━━ STORED ROWS ━━

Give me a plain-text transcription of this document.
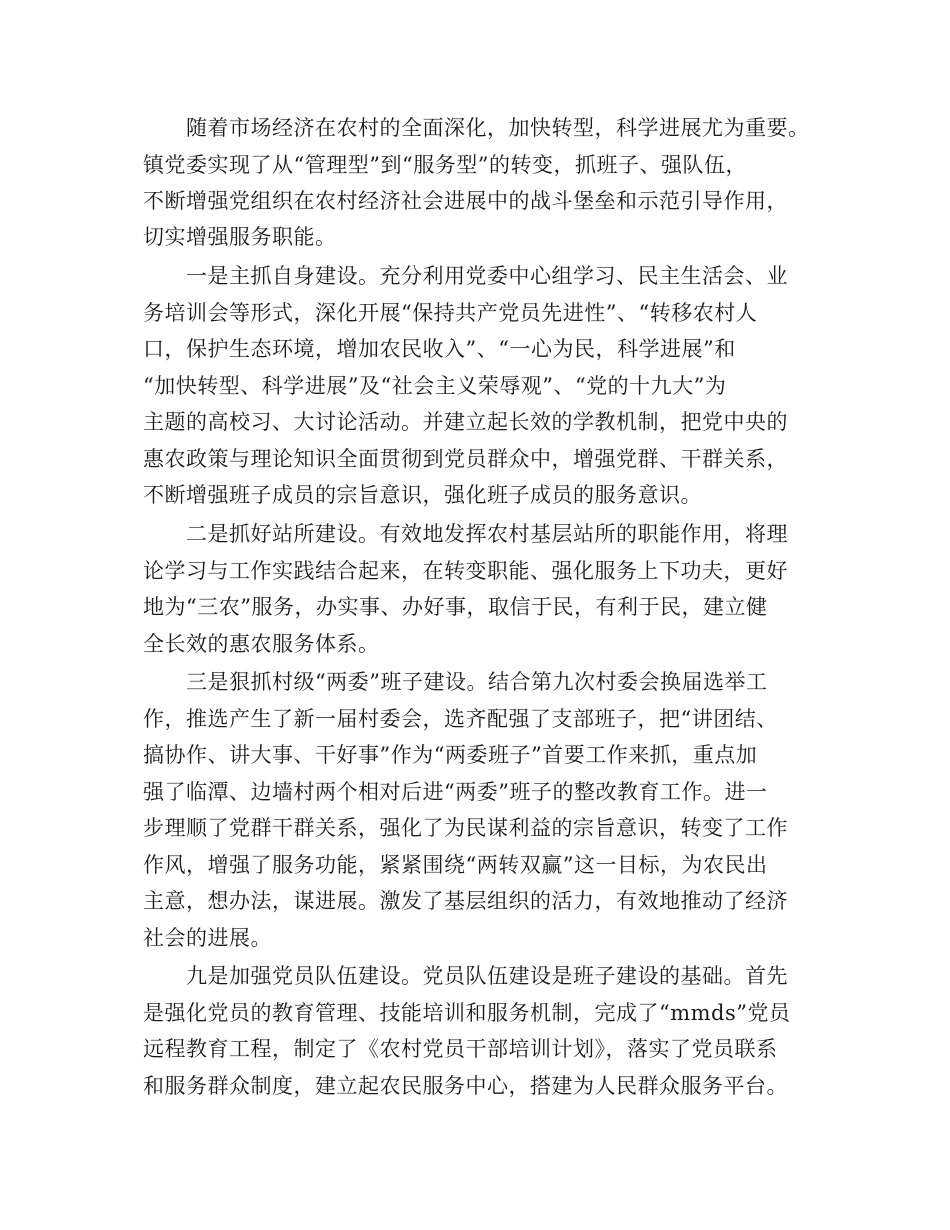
随着市场经济在农村的全面深化，加快转型，科学进展尤为重要。
镇党委实现了从“管理型”到“服务型”的转变，抓班子、强队伍，
不断增强党组织在农村经济社会进展中的战斗堡垒和示范引导作用，
切实增强服务职能。
一是主抓自身建设。充分利用党委中心组学习、民主生活会、业
务培训会等形式，深化开展“保持共产党员先进性”、“转移农村人
口，保护生态环境，增加农民收入”、“一心为民，科学进展”和
“加快转型、科学进展”及“社会主义荣辱观”、“党的十九大”为
主题的高校习、大讨论活动。并建立起长效的学教机制，把党中央的
惠农政策与理论知识全面贯彻到党员群众中，增强党群、干群关系，
不断增强班子成员的宗旨意识，强化班子成员的服务意识。
二是抓好站所建设。有效地发挥农村基层站所的职能作用，将理
论学习与工作实践结合起来，在转变职能、强化服务上下功夫，更好
地为“三农”服务，办实事、办好事，取信于民，有利于民，建立健
全长效的惠农服务体系。
三是狠抓村级“两委”班子建设。结合第九次村委会换届选举工
作，推选产生了新一届村委会，选齐配强了支部班子，把“讲团结、
搞协作、讲大事、干好事”作为“两委班子”首要工作来抓，重点加
强了临潭、边墙村两个相对后进“两委”班子的整改教育工作。进一
步理顺了党群干群关系，强化了为民谋利益的宗旨意识，转变了工作
作风，增强了服务功能，紧紧围绕“两转双赢”这一目标，为农民出
主意，想办法，谋进展。激发了基层组织的活力，有效地推动了经济
社会的进展。
九是加强党员队伍建设。党员队伍建设是班子建设的基础。首先
是强化党员的教育管理、技能培训和服务机制，完成了“mmds”党员
远程教育工程，制定了《农村党员干部培训计划》，落实了党员联系
和服务群众制度，建立起农民服务中心，搭建为人民群众服务平台。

━━━

- THE PROBLEM -
Strip out the pictures and quote the remaining data word for word.

- ANSWER FOR THIS EXERCISE -
Give me a plain-text transcription of this document.
随着市场经济在农村的全面深化，加快转型，科学进展尤为重要。
镇党委实现了从“管理型”到“服务型”的转变，抓班子、强队伍，
不断增强党组织在农村经济社会进展中的战斗堡垒和示范引导作用，
切实增强服务职能。
一是主抓自身建设。充分利用党委中心组学习、民主生活会、业
务培训会等形式，深化开展“保持共产党员先进性”、“转移农村人
口，保护生态环境，增加农民收入”、“一心为民，科学进展”和
“加快转型、科学进展”及“社会主义荣辱观”、“党的十九大”为
主题的高校习、大讨论活动。并建立起长效的学教机制，把党中央的
惠农政策与理论知识全面贯彻到党员群众中，增强党群、干群关系，
不断增强班子成员的宗旨意识，强化班子成员的服务意识。
二是抓好站所建设。有效地发挥农村基层站所的职能作用，将理
论学习与工作实践结合起来，在转变职能、强化服务上下功夫，更好
地为“三农”服务，办实事、办好事，取信于民，有利于民，建立健
全长效的惠农服务体系。
三是狠抓村级“两委”班子建设。结合第九次村委会换届选举工
作，推选产生了新一届村委会，选齐配强了支部班子，把“讲团结、
搞协作、讲大事、干好事”作为“两委班子”首要工作来抓，重点加
强了临潭、边墙村两个相对后进“两委”班子的整改教育工作。进一
步理顺了党群干群关系，强化了为民谋利益的宗旨意识，转变了工作
作风，增强了服务功能，紧紧围绕“两转双赢”这一目标，为农民出
主意，想办法，谋进展。激发了基层组织的活力，有效地推动了经济
社会的进展。
九是加强党员队伍建设。党员队伍建设是班子建设的基础。首先
是强化党员的教育管理、技能培训和服务机制，完成了“mmds”党员
远程教育工程，制定了《农村党员干部培训计划》，落实了党员联系
和服务群众制度，建立起农民服务中心，搭建为人民群众服务平台。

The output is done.